- **Task prompt**
Transcribe all of the data exactly. Omit the pictures.

(Records excerpted from a collection)
....................

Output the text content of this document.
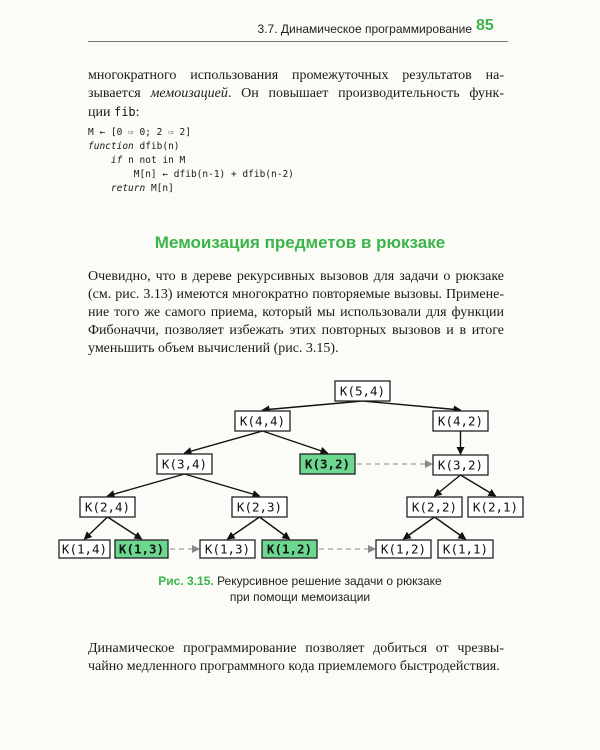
3.7. Динамическое программирование 85

многократного использования промежуточных результатов на-
зывается мемоизацией. Он повышает производительность функ-
ции fib:

M ← [0 ⇨ 0; 2 ⇨ 2]
function dfib(n)
if n not in M
M[n] ← dfib(n-1) + dfib(n-2)
return M[n]
Мемоизация предметов в рюкзаке

Очевидно, что в дереве рекурсивных вызовов для задачи о рюкзаке
(см. рис. 3.13) имеются многократно повторяемые вызовы. Примене-
ние того же самого приема, который мы использовали для функции
Фибоначчи, позволяет избежать этих повторных вызовов и в итоге
уменьшить объем вычислений (рис. 3.15).

K(5,4)
K(4,4)	K(4,2)
K(3,4)	K(3,2)	K(3,2)
K(2,4)	K(2,3)	K(2,2) K(2,1)
K(1,4) K(1,3)	K(1,3) K(1,2)	K(1,2) K(1,1)
Рис. 3.15. Рекурсивное решение задачи о рюкзаке
при помощи мемоизации

Динамическое программирование позволяет добиться от чрезвы-
чайно медленного программного кода приемлемого быстродействия.
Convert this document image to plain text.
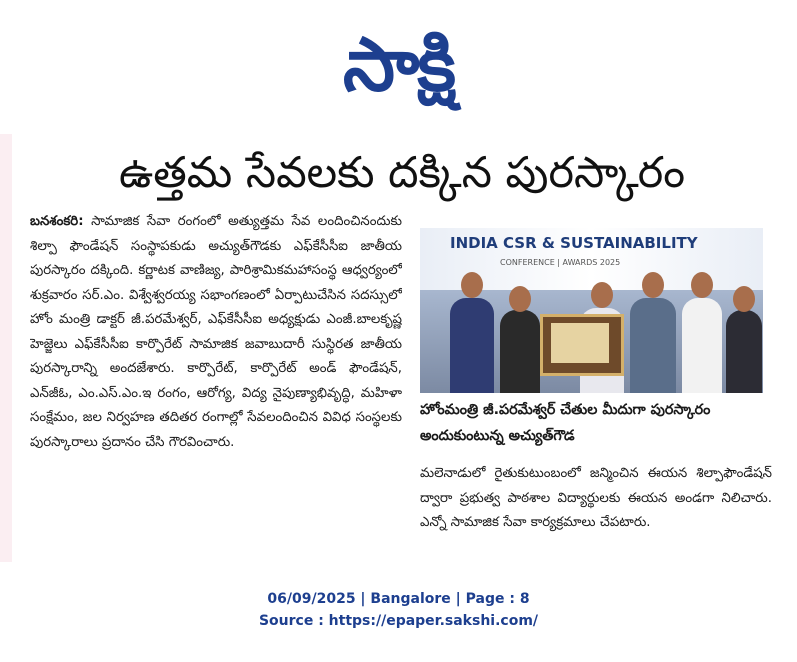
సాక్షి
ఉత్తమ సేవలకు దక్కిన పురస్కారం
బనశంకరి: సామాజిక సేవా రంగంలో అత్యుత్తమ సేవ లందించినందుకు శిల్పా ఫౌండేషన్ సంస్థాపకుడు అచ్యుత్‌గౌడకు ఎఫ్‌కేసీసీఐ జాతీయ పురస్కారం దక్కింది. కర్ణాటక వాణిజ్య, పారిశ్రామికమహాసంస్థ ఆధ్వర్యంలో శుక్రవారం సర్.ఎం. విశ్వేశ్వరయ్య సభాంగణంలో ఏర్పాటుచేసిన సదస్సులో హోం మంత్రి డాక్టర్ జీ.పరమేశ్వర్, ఎఫ్‌కేసీసీఐ అధ్యక్షుడు ఎంజీ.బాలకృష్ణ హెజ్జెలు ఎఫ్‌కేసీసీఐ కార్పొరేట్ సామాజిక జవాబుదారీ సుస్థిరత జాతీయ పురస్కారాన్ని అందజేశారు. కార్పొరేట్, కార్పొరేట్ అండ్ ఫౌండేషన్, ఎన్‌జీఓ, ఎం.ఎస్.ఎం.ఇ రంగం, ఆరోగ్య, విద్య నైపుణ్యాభివృద్ధి, మహిళా సంక్షేమం, జల నిర్వహణ తదితర రంగాల్లో సేవలందించిన వివిధ సంస్థలకు పురస్కారాలు ప్రదానం చేసి గౌరవించారు.
INDIA CSR & SUSTAINABILITY
CONFERENCE | AWARDS 2025
హోంమంత్రి జీ.పరమేశ్వర్ చేతుల మీదుగా పురస్కారం అందుకుంటున్న అచ్యుత్‌గౌడ
మలెనాడులో రైతుకుటుంబంలో జన్మించిన ఈయన శిల్పాఫౌండేషన్ ద్వారా ప్రభుత్వ పాఠశాల విద్యార్థులకు ఈయన అండగా నిలిచారు. ఎన్నో సామాజిక సేవా కార్యక్రమాలు చేపటారు.
06/09/2025 | Bangalore | Page : 8
Source : https://epaper.sakshi.com/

....................

- **The reply**
Output the text content of this document.
3.7. Динамическое программирование 85

многократного использования промежуточных результатов на-
зывается мемоизацией. Он повышает производительность функ-
ции fib:

M ← [0 ⇨ 0; 2 ⇨ 2]
function dfib(n)
if n not in M
M[n] ← dfib(n-1) + dfib(n-2)
return M[n]
Мемоизация предметов в рюкзаке

Очевидно, что в дереве рекурсивных вызовов для задачи о рюкзаке
(см. рис. 3.13) имеются многократно повторяемые вызовы. Примене-
ние того же самого приема, который мы использовали для функции
Фибоначчи, позволяет избежать этих повторных вызовов и в итоге
уменьшить объем вычислений (рис. 3.15).

K(5,4)
K(4,4)	K(4,2)
K(3,4)	K(3,2)	K(3,2)
K(2,4)	K(2,3)	K(2,2) K(2,1)
K(1,4) K(1,3)	K(1,3) K(1,2)	K(1,2) K(1,1)
Рис. 3.15. Рекурсивное решение задачи о рюкзаке
при помощи мемоизации

Динамическое программирование позволяет добиться от чрезвы-
чайно медленного программного кода приемлемого быстродействия.
Convert this document image to plain text.
సాక్షి
ఉత్తమ సేవలకు దక్కిన పురస్కారం
బనశంకరి: సామాజిక సేవా రంగంలో అత్యుత్తమ సేవ లందించినందుకు శిల్పా ఫౌండేషన్ సంస్థాపకుడు అచ్యుత్‌గౌడకు ఎఫ్‌కేసీసీఐ జాతీయ పురస్కారం దక్కింది. కర్ణాటక వాణిజ్య, పారిశ్రామికమహాసంస్థ ఆధ్వర్యంలో శుక్రవారం సర్.ఎం. విశ్వేశ్వరయ్య సభాంగణంలో ఏర్పాటుచేసిన సదస్సులో హోం మంత్రి డాక్టర్ జీ.పరమేశ్వర్, ఎఫ్‌కేసీసీఐ అధ్యక్షుడు ఎంజీ.బాలకృష్ణ హెజ్జెలు ఎఫ్‌కేసీసీఐ కార్పొరేట్ సామాజిక జవాబుదారీ సుస్థిరత జాతీయ పురస్కారాన్ని అందజేశారు. కార్పొరేట్, కార్పొరేట్ అండ్ ఫౌండేషన్, ఎన్‌జీఓ, ఎం.ఎస్.ఎం.ఇ రంగం, ఆరోగ్య, విద్య నైపుణ్యాభివృద్ధి, మహిళా సంక్షేమం, జల నిర్వహణ తదితర రంగాల్లో సేవలందించిన వివిధ సంస్థలకు పురస్కారాలు ప్రదానం చేసి గౌరవించారు.
INDIA CSR & SUSTAINABILITY
CONFERENCE | AWARDS 2025
హోంమంత్రి జీ.పరమేశ్వర్ చేతుల మీదుగా పురస్కారం అందుకుంటున్న అచ్యుత్‌గౌడ
మలెనాడులో రైతుకుటుంబంలో జన్మించిన ఈయన శిల్పాఫౌండేషన్ ద్వారా ప్రభుత్వ పాఠశాల విద్యార్థులకు ఈయన అండగా నిలిచారు. ఎన్నో సామాజిక సేవా కార్యక్రమాలు చేపటారు.
06/09/2025 | Bangalore | Page : 8
Source : https://epaper.sakshi.com/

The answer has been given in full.